* WORK TO DO
For each line below that contains the string "Einheiten", copy that line.

* MATERIAL PROVIDED

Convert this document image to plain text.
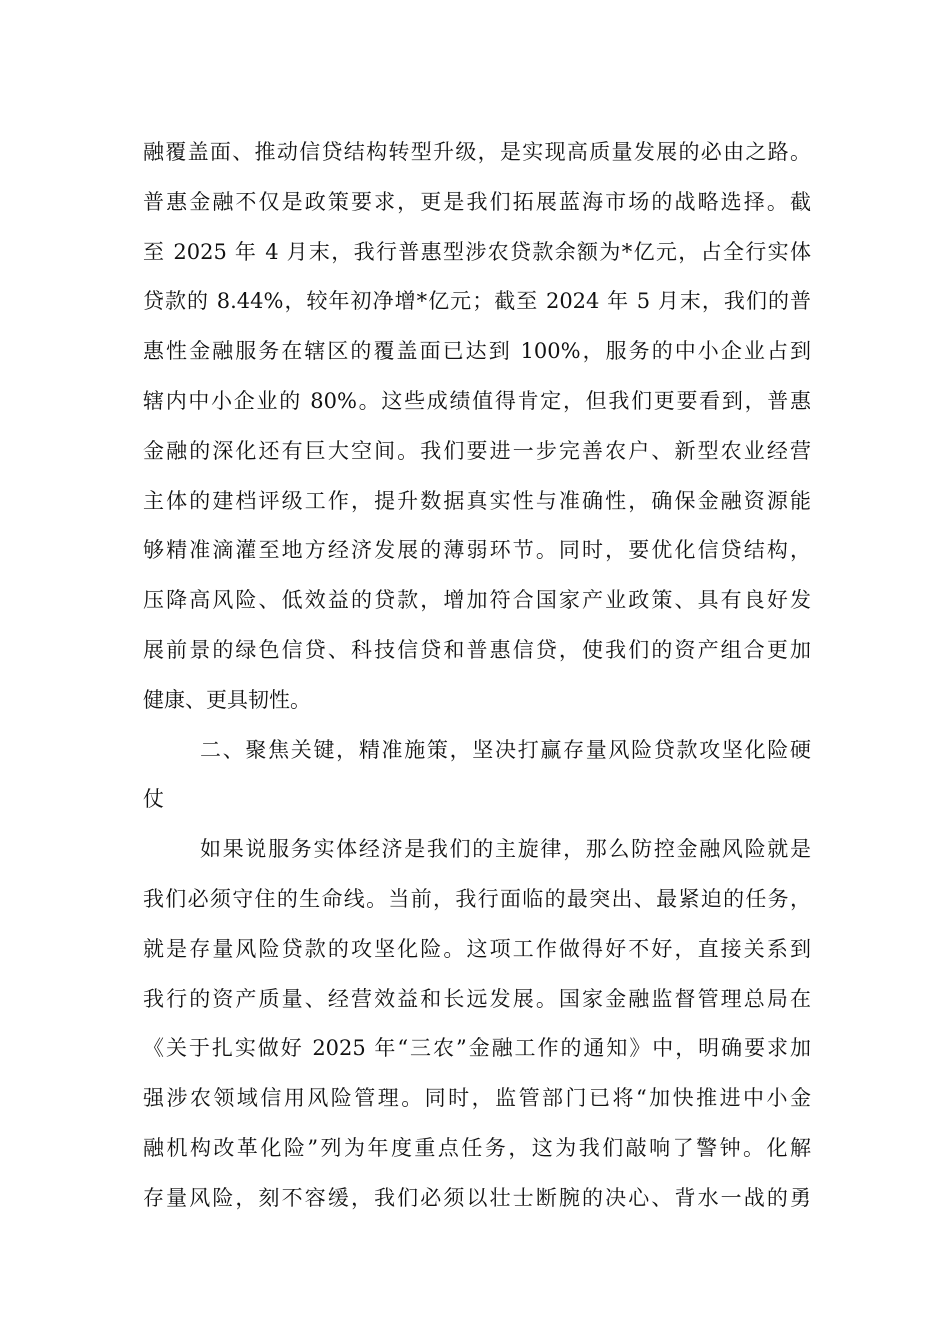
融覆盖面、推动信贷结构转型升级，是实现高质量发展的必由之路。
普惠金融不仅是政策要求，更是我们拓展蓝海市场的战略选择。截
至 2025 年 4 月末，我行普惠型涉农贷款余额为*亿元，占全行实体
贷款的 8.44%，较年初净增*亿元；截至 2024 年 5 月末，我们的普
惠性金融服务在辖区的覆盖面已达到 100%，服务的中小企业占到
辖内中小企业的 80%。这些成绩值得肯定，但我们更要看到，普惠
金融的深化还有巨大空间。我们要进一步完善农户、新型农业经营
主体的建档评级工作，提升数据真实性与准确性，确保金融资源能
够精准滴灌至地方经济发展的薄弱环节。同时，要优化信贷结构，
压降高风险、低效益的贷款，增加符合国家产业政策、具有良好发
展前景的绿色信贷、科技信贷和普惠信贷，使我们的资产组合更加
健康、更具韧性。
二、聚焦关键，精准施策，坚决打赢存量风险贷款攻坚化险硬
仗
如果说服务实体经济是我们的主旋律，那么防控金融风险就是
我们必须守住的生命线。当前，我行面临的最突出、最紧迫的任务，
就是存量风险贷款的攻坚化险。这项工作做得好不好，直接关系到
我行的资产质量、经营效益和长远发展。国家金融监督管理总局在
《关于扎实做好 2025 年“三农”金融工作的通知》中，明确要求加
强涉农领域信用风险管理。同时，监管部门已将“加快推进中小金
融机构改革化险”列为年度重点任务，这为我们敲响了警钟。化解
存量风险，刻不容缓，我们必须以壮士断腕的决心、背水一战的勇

* * *

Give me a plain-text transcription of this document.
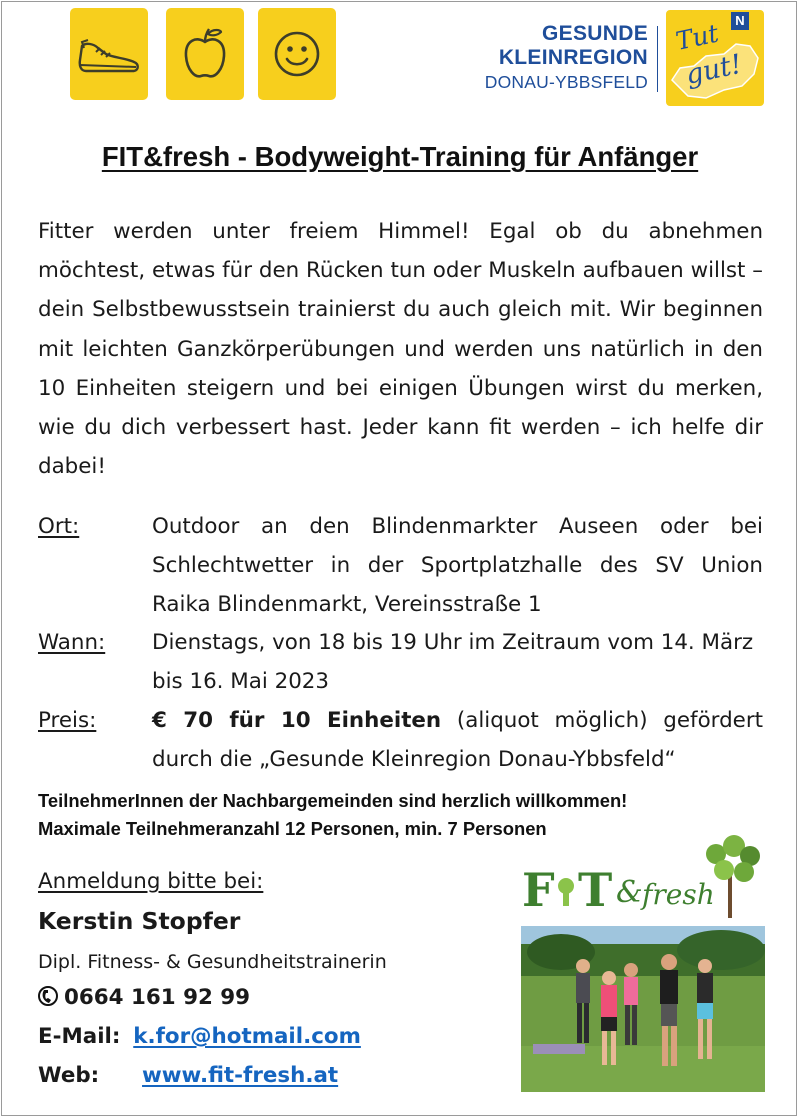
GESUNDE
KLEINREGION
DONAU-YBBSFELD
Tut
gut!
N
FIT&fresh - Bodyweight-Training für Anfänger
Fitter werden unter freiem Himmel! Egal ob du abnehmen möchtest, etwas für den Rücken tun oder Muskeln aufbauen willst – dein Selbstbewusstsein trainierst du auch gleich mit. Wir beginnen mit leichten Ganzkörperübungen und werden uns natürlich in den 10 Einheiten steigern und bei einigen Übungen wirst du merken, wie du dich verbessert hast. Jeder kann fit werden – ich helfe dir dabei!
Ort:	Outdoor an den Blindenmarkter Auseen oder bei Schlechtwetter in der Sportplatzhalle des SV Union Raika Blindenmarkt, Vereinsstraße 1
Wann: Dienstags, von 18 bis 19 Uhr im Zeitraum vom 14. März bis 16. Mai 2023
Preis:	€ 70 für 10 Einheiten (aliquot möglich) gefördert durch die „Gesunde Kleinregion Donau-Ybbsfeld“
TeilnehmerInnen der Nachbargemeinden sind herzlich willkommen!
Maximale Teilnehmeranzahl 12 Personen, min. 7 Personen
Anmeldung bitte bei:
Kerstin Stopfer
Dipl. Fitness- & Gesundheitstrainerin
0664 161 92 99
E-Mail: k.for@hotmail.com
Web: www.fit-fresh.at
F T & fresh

* OUTPUT OF THE EXERCISE
Fitter werden unter freiem Himmel! Egal ob du abnehmen möchtest, etwas für den Rücken tun oder Muskeln aufbauen willst – dein Selbstbewusstsein trainierst du auch gleich mit. Wir beginnen mit leichten Ganzkörperübungen und werden uns natürlich in den 10 Einheiten steigern und bei einigen Übungen wirst du merken, wie du dich verbessert hast. Jeder kann fit werden – ich helfe dir dabei!
Preis:	€ 70 für 10 Einheiten (aliquot möglich) gefördert durch die „Gesunde Kleinregion Donau-Ybbsfeld“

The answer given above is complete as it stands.